▽

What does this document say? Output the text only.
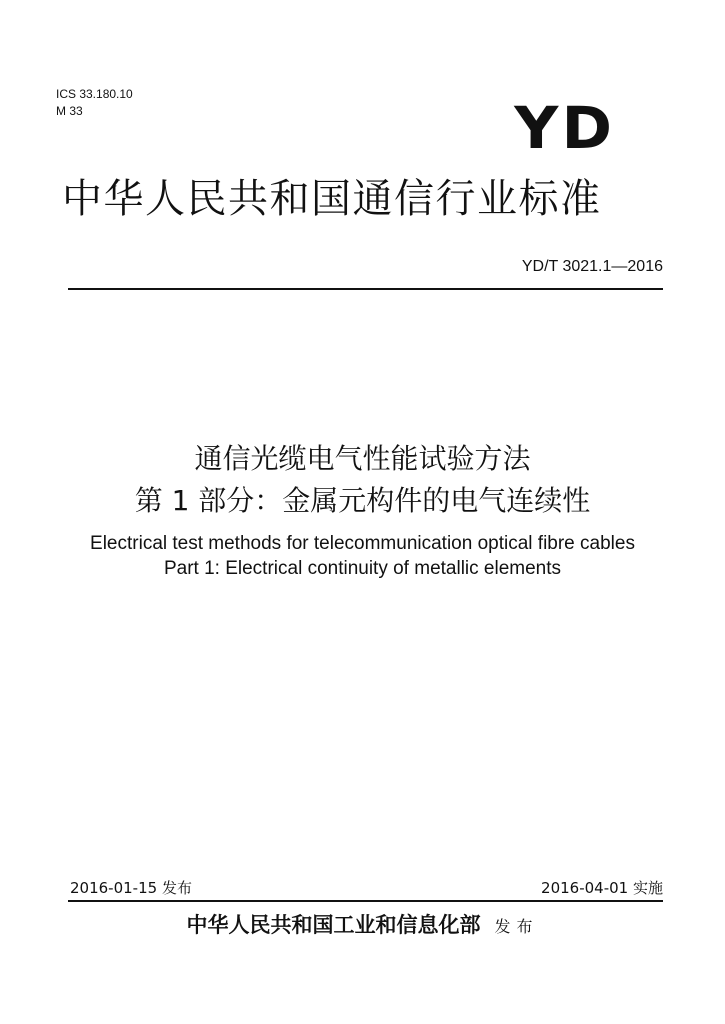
ICS 33.180.10
M 33	YD
中华人民共和国通信行业标准
YD/T 3021.1—2016
通信光缆电气性能试验方法
第 1 部分：金属元构件的电气连续性
Electrical test methods for telecommunication optical fibre cables
Part 1: Electrical continuity of metallic elements
2016-01-15 发布	2016-04-01 实施
中华人民共和国工业和信息化部 发布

△

• DIRECTIONS:
Show each line holding the word "Electrical".

• FINISHED EXERCISE:
Electrical test methods for telecommunication optical fibre cables
Part 1: Electrical continuity of metallic elements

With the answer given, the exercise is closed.